◆ **Record set**:

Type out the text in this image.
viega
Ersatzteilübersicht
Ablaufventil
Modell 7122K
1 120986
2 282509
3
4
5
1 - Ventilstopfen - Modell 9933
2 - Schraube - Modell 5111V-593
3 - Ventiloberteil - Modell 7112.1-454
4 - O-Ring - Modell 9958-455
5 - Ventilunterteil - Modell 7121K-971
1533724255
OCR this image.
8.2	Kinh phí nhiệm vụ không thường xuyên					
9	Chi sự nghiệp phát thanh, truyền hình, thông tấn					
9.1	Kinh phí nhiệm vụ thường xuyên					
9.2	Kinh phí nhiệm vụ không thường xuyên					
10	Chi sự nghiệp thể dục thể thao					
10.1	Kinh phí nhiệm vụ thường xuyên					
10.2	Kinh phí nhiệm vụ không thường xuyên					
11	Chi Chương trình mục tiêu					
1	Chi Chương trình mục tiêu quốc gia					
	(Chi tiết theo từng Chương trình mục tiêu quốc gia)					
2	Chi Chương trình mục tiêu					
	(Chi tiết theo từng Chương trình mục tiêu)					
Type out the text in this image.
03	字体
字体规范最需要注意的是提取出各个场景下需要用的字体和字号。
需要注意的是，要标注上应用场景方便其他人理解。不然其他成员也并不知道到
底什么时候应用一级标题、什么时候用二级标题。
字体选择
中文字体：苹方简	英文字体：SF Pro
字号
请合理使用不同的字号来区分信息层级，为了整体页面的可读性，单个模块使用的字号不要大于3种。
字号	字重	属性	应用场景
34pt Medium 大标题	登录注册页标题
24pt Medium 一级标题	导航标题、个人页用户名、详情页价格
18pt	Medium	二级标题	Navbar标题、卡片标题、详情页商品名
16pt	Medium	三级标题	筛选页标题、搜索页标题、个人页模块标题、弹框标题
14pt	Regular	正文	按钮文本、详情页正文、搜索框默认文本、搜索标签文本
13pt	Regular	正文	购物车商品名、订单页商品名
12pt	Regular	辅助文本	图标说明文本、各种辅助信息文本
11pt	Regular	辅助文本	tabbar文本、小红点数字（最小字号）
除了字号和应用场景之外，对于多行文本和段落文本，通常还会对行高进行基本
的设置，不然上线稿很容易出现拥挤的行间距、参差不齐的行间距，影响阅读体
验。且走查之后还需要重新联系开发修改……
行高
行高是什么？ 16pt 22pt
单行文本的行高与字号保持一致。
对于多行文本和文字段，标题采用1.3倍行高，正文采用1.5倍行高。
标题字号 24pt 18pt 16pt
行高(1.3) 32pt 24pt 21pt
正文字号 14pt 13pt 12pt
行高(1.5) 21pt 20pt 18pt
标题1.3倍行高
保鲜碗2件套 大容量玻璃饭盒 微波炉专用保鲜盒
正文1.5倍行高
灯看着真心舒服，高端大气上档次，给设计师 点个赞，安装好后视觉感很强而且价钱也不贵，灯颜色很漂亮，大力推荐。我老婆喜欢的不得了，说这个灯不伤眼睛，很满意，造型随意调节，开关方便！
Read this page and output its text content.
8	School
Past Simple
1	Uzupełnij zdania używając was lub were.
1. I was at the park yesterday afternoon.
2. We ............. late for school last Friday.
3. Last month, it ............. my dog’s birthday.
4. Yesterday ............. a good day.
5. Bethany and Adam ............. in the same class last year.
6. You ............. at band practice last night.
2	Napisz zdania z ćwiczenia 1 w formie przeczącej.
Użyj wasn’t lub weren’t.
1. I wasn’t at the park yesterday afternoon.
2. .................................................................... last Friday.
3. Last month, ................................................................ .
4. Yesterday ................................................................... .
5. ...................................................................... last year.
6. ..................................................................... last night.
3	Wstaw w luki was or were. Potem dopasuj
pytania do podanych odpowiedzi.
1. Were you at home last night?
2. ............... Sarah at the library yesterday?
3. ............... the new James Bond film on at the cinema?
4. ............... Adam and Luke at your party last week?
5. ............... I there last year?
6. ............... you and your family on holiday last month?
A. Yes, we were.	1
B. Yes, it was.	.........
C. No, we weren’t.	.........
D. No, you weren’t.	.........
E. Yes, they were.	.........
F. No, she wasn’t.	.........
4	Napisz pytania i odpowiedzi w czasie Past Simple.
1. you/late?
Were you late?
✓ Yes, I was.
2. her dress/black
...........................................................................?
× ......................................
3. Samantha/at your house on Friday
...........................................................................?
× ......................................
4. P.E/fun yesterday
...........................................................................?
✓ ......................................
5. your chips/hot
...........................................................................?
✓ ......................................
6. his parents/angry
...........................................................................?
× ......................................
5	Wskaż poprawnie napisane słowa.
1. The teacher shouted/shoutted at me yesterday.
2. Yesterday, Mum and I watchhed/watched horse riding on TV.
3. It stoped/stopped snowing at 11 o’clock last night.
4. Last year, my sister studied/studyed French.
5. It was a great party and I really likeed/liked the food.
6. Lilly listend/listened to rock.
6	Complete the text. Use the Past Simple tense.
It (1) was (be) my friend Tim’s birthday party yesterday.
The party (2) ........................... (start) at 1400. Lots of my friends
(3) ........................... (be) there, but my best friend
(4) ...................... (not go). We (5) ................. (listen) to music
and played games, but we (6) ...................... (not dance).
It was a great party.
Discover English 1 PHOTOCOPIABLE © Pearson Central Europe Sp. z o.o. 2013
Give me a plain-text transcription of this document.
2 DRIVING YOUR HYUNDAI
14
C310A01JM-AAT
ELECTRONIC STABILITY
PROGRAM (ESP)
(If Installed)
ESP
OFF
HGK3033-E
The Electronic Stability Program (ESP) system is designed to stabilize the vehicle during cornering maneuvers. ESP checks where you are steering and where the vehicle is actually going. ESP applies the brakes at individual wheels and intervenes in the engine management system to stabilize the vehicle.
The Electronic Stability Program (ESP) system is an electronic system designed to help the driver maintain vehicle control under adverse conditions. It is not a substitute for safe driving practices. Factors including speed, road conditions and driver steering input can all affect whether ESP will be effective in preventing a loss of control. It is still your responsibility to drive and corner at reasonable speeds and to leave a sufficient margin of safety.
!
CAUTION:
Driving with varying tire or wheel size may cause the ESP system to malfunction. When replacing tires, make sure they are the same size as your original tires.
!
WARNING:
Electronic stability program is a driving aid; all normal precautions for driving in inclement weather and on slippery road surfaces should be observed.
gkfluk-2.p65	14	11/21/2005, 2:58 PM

◆ **Your task**:
From the entries above, select each line containing the string "there".

◆ **The result**:
5. ............... I there last year?
(3) ........................... (be) there, but my best friend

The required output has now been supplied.